Aim:
Check each line of the records below and collect those holding "label".

(Dataset excerpt)

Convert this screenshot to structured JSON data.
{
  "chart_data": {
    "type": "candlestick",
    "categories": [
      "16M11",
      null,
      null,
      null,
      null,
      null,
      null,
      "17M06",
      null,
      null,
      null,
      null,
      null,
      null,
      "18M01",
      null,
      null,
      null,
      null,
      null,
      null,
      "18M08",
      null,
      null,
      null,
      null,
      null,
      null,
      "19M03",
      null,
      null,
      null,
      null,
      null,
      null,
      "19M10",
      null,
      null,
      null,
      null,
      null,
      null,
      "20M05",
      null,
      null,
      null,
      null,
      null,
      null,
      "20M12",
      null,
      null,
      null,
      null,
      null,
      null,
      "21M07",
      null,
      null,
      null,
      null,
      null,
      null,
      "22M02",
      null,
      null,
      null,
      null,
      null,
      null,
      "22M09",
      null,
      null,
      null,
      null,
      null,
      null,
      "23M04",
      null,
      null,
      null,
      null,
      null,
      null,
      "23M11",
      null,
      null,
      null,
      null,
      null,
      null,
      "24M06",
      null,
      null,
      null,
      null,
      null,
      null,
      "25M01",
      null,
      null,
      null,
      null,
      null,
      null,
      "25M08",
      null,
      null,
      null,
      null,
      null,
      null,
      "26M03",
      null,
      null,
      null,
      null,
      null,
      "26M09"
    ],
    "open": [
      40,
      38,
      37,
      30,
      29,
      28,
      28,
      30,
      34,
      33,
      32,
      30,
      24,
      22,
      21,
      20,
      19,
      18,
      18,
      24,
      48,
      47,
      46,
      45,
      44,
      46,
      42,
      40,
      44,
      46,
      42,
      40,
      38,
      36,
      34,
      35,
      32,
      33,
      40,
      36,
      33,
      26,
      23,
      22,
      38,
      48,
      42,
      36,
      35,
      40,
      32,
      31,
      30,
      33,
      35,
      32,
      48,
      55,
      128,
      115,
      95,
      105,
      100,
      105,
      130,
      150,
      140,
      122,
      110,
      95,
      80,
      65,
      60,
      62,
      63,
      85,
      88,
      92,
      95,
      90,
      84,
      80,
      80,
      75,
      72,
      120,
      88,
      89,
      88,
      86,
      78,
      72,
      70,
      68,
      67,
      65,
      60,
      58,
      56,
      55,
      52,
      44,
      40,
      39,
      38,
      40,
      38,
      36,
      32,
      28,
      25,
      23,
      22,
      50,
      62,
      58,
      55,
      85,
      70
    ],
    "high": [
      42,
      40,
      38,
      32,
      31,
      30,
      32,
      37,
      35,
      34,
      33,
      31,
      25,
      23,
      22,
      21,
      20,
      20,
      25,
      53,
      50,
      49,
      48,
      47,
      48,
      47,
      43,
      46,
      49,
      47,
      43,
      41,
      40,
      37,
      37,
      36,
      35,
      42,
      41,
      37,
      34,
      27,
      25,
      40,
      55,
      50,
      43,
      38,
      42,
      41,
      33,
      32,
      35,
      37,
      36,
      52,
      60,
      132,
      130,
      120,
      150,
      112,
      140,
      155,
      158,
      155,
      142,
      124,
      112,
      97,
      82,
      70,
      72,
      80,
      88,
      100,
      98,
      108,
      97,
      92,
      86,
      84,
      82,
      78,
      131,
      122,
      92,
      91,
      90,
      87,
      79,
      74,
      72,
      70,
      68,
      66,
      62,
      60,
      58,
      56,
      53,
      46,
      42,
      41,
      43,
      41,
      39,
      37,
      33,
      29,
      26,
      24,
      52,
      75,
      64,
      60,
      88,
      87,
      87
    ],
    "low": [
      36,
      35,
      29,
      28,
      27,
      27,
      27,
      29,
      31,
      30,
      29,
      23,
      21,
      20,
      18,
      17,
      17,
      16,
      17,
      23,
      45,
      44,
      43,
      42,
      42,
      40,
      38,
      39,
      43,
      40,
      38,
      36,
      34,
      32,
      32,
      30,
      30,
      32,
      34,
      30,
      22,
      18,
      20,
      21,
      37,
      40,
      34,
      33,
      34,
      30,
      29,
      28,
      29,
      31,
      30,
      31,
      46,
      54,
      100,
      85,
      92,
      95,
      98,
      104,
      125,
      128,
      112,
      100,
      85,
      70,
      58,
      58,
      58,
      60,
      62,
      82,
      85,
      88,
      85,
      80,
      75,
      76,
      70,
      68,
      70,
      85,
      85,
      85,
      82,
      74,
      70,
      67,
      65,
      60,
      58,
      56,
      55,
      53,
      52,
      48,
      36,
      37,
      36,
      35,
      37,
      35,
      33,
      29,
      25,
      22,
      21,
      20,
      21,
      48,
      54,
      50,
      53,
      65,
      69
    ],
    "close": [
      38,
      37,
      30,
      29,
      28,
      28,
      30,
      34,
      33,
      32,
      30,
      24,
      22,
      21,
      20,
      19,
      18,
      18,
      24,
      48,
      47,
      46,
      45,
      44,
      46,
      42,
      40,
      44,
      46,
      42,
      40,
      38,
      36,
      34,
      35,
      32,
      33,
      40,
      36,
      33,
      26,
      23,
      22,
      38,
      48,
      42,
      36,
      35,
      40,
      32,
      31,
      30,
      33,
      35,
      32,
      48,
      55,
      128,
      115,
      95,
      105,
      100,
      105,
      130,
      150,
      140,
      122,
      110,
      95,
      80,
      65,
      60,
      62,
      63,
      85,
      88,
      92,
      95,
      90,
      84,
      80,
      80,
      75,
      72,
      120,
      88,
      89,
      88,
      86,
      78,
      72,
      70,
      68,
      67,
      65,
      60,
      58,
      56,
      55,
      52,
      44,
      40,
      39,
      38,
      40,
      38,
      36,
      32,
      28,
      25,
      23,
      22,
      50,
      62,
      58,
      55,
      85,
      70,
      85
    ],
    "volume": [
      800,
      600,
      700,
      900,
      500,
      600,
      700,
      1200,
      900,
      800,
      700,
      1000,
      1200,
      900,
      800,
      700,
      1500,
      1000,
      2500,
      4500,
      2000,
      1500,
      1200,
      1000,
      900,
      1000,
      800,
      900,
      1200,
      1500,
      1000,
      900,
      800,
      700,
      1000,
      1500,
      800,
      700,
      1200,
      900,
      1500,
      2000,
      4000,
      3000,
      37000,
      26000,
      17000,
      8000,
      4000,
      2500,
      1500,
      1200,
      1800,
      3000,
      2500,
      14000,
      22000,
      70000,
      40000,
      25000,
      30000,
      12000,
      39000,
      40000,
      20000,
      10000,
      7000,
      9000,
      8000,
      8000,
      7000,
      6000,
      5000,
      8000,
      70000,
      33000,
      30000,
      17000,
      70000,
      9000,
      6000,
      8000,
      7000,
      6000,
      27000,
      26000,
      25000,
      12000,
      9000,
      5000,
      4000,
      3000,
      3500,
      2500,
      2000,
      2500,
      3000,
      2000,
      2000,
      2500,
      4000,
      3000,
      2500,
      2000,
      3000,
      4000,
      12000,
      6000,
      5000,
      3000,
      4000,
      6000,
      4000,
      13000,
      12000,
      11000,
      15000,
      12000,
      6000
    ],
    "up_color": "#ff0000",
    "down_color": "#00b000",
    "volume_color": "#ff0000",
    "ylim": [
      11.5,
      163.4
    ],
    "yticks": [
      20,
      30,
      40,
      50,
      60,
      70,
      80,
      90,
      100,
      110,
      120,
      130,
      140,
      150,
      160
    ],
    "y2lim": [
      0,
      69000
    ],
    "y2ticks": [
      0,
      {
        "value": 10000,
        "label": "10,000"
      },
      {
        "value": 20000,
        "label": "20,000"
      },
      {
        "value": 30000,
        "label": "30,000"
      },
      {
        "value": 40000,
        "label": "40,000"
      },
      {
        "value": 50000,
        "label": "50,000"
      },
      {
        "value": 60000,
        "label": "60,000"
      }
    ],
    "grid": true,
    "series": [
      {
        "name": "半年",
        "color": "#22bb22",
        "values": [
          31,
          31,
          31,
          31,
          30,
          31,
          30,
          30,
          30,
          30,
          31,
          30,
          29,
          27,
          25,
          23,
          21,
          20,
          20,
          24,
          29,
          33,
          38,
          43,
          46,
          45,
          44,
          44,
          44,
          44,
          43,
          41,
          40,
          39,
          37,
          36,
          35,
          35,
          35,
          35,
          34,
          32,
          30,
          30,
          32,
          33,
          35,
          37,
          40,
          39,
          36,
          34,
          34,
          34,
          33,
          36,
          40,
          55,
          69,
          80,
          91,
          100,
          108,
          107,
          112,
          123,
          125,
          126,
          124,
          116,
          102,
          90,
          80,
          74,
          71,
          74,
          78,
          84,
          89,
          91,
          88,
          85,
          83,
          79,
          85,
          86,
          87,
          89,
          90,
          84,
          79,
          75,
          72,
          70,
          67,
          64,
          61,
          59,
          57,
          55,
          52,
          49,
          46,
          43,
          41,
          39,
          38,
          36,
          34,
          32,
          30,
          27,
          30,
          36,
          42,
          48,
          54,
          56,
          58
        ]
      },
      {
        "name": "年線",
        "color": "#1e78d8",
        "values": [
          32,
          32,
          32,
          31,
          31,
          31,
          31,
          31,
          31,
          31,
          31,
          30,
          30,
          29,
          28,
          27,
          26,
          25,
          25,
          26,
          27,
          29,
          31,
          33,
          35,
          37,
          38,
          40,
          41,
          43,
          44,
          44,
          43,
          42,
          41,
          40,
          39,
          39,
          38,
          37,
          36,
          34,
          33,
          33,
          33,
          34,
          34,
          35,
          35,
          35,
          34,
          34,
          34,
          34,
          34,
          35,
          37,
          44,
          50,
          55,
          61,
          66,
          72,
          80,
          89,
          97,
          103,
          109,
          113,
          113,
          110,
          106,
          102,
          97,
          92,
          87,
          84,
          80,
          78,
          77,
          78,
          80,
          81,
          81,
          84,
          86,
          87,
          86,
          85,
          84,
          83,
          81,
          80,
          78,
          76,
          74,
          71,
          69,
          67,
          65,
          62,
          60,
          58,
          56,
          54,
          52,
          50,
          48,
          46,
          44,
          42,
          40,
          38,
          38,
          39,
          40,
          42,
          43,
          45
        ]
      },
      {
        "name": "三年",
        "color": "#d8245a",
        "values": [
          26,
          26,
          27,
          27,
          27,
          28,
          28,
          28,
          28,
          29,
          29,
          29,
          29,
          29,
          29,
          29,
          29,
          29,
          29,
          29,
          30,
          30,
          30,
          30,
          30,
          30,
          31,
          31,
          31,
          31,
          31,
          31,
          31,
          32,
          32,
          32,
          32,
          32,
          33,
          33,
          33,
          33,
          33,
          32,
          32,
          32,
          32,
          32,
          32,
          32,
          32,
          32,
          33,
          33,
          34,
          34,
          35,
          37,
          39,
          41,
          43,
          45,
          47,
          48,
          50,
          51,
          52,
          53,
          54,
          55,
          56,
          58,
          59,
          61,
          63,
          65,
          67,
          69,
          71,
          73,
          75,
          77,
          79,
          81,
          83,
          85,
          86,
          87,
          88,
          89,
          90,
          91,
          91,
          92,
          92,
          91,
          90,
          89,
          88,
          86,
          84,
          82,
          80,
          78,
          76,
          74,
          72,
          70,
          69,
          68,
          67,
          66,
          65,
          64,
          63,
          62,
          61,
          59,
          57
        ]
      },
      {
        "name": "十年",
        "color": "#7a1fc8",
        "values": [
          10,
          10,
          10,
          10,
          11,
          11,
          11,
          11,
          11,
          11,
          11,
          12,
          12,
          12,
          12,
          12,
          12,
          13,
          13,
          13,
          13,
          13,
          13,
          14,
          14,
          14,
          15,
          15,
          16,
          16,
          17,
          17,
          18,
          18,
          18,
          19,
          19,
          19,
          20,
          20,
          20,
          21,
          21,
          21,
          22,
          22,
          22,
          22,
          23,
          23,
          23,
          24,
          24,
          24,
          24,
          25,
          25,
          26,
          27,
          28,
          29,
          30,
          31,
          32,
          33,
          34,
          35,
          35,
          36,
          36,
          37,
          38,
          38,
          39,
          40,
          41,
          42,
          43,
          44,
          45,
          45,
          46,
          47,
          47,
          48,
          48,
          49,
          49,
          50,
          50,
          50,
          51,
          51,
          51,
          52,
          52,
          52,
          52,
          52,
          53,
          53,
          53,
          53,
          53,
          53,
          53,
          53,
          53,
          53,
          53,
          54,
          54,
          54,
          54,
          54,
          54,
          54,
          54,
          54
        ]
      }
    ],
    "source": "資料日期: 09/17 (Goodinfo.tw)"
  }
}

Reply to the task:
        "label": "10,000"
        "label": "20,000"
        "label": "30,000"
        "label": "40,000"
        "label": "50,000"
        "label": "60,000"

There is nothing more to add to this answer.